- TASK GOAL: Report, word for word, every line of the material that contains "untuk".
----
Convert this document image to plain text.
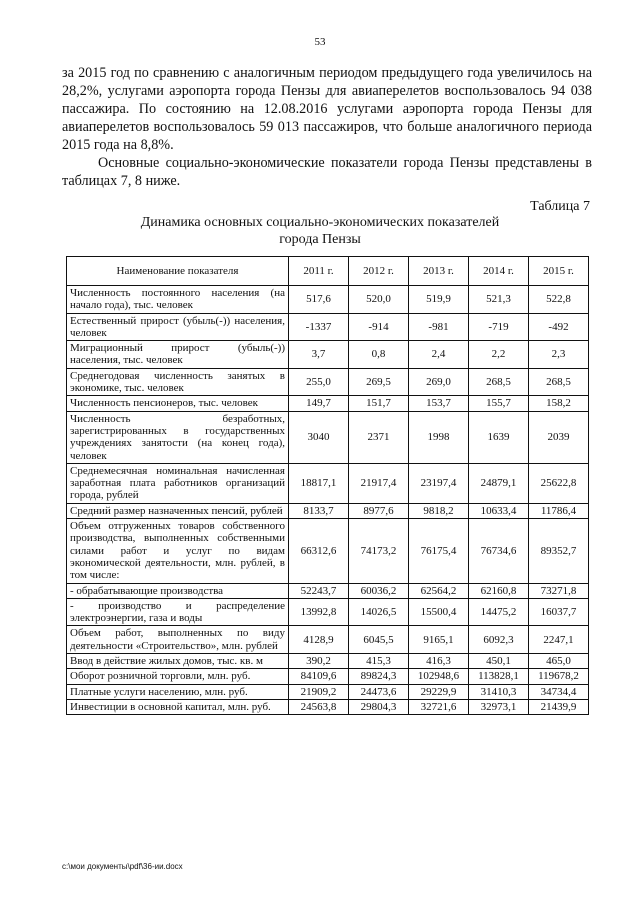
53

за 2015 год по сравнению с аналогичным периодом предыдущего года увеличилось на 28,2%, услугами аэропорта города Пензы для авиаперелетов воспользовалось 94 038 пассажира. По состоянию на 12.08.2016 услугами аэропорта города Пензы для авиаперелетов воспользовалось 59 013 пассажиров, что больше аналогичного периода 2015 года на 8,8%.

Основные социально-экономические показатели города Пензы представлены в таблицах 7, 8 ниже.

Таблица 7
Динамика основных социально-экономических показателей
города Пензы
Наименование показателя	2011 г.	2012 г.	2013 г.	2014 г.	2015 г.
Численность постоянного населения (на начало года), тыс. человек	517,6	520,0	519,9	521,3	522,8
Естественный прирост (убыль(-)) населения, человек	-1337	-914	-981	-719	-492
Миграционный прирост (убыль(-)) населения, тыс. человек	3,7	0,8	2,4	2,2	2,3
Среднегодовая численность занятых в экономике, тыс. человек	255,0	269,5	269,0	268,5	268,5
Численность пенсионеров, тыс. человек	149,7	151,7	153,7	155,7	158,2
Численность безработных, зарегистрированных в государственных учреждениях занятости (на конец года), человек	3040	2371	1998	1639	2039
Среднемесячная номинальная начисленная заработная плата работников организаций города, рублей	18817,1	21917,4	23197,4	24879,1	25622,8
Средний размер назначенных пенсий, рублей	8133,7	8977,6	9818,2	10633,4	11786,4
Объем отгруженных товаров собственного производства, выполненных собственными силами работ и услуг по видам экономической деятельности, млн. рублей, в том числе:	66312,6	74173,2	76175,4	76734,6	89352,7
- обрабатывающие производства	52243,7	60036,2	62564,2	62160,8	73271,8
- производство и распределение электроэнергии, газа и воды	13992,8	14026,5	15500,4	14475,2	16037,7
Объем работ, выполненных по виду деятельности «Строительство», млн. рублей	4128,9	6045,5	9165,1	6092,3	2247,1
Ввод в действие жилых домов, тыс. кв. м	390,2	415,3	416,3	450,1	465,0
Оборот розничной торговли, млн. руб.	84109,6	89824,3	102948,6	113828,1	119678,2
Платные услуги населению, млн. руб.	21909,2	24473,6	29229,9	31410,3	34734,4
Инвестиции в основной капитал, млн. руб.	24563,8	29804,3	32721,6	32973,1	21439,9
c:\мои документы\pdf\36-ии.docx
----
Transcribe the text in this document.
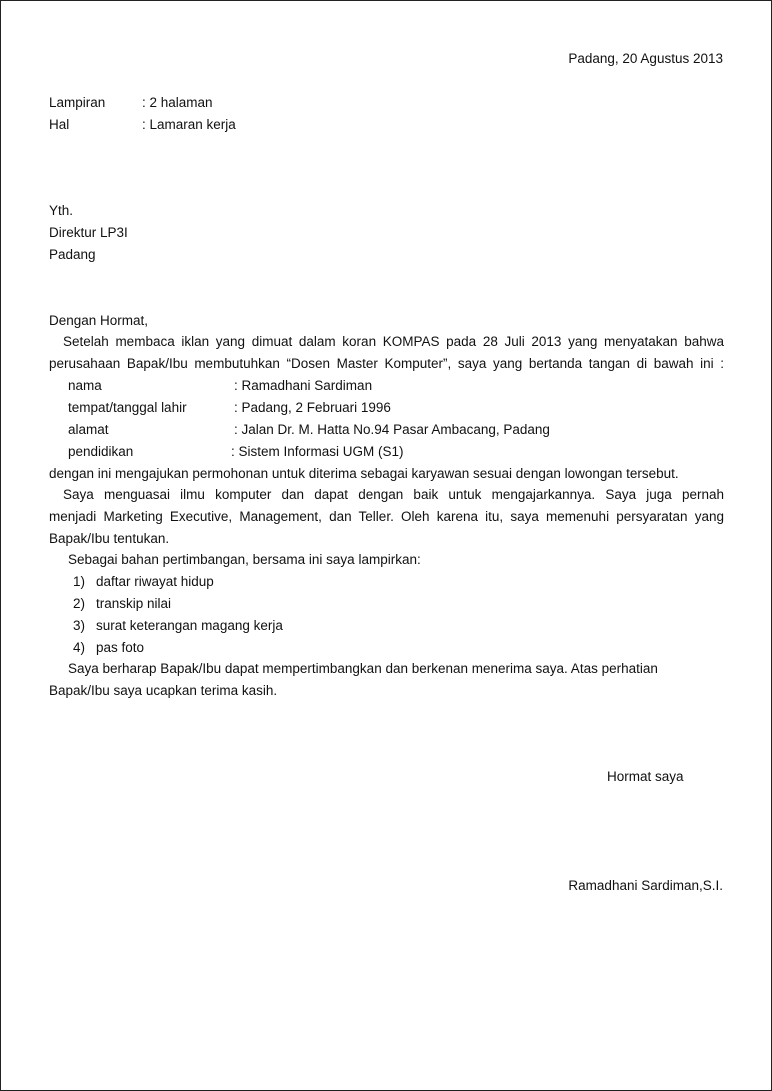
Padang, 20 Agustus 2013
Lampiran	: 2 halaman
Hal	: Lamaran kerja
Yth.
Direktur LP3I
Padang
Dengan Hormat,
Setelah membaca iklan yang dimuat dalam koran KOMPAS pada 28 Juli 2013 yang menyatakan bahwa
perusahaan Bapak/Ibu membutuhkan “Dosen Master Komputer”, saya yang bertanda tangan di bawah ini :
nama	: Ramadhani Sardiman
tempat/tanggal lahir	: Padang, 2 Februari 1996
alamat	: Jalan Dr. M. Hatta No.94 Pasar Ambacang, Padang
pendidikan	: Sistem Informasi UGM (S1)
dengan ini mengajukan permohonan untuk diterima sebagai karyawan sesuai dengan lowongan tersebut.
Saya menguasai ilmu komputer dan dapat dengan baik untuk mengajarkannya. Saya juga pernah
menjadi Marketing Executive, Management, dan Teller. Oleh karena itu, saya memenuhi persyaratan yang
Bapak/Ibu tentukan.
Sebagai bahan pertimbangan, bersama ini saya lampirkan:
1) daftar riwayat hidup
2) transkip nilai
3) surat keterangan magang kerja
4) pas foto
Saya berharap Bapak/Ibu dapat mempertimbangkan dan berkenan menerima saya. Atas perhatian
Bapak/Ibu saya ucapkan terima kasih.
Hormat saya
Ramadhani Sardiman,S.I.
----
- PROBLEM SOLUTION:
dengan ini mengajukan permohonan untuk diterima sebagai karyawan sesuai dengan lowongan tersebut.
Saya menguasai ilmu komputer dan dapat dengan baik untuk mengajarkannya. Saya juga pernah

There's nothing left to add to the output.